# Written instruction:
Copy out, exactly as written, only the line containing "OCR this image." and the lines after it through the end of the records.
::: Supplied records
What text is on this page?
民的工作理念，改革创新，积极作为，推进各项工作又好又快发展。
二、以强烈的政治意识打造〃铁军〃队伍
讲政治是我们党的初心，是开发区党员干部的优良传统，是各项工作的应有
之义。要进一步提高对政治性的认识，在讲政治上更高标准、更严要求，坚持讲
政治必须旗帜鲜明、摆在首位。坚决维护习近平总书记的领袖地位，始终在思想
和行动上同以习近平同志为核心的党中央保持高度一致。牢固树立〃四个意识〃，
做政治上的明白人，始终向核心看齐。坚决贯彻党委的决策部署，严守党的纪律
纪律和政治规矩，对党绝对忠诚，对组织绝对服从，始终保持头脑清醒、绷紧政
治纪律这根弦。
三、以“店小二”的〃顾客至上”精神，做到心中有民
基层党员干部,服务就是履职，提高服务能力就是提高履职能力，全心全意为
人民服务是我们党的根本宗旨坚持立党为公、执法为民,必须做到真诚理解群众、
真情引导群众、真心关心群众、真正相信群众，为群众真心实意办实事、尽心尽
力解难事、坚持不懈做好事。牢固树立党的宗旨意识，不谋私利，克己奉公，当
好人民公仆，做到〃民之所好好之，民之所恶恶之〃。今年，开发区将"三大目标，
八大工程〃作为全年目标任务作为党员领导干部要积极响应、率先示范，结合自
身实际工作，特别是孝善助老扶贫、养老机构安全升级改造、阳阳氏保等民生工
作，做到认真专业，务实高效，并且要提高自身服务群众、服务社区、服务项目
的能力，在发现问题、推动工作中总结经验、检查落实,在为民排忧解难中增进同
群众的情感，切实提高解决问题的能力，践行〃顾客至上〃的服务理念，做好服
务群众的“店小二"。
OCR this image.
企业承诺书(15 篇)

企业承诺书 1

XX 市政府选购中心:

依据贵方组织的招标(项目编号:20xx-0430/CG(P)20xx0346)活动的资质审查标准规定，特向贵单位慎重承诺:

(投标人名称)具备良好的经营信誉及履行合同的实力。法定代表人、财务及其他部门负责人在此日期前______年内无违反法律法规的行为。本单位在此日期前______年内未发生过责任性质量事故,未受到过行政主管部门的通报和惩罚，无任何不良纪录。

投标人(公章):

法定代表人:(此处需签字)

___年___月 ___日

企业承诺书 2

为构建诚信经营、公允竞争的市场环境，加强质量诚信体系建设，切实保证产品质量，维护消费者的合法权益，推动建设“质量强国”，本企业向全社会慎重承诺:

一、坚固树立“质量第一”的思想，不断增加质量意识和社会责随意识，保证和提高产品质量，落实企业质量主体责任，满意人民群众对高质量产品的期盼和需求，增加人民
::::::
# Solution to this exercise:
OCR this image.
企业承诺书(15 篇)

企业承诺书 1

XX 市政府选购中心:

依据贵方组织的招标(项目编号:20xx-0430/CG(P)20xx0346)活动的资质审查标准规定，特向贵单位慎重承诺:

(投标人名称)具备良好的经营信誉及履行合同的实力。法定代表人、财务及其他部门负责人在此日期前______年内无违反法律法规的行为。本单位在此日期前______年内未发生过责任性质量事故,未受到过行政主管部门的通报和惩罚，无任何不良纪录。

投标人(公章):

法定代表人:(此处需签字)

___年___月 ___日

企业承诺书 2

为构建诚信经营、公允竞争的市场环境，加强质量诚信体系建设，切实保证产品质量，维护消费者的合法权益，推动建设“质量强国”，本企业向全社会慎重承诺:

一、坚固树立“质量第一”的思想，不断增加质量意识和社会责随意识，保证和提高产品质量，落实企业质量主体责任，满意人民群众对高质量产品的期盼和需求，增加人民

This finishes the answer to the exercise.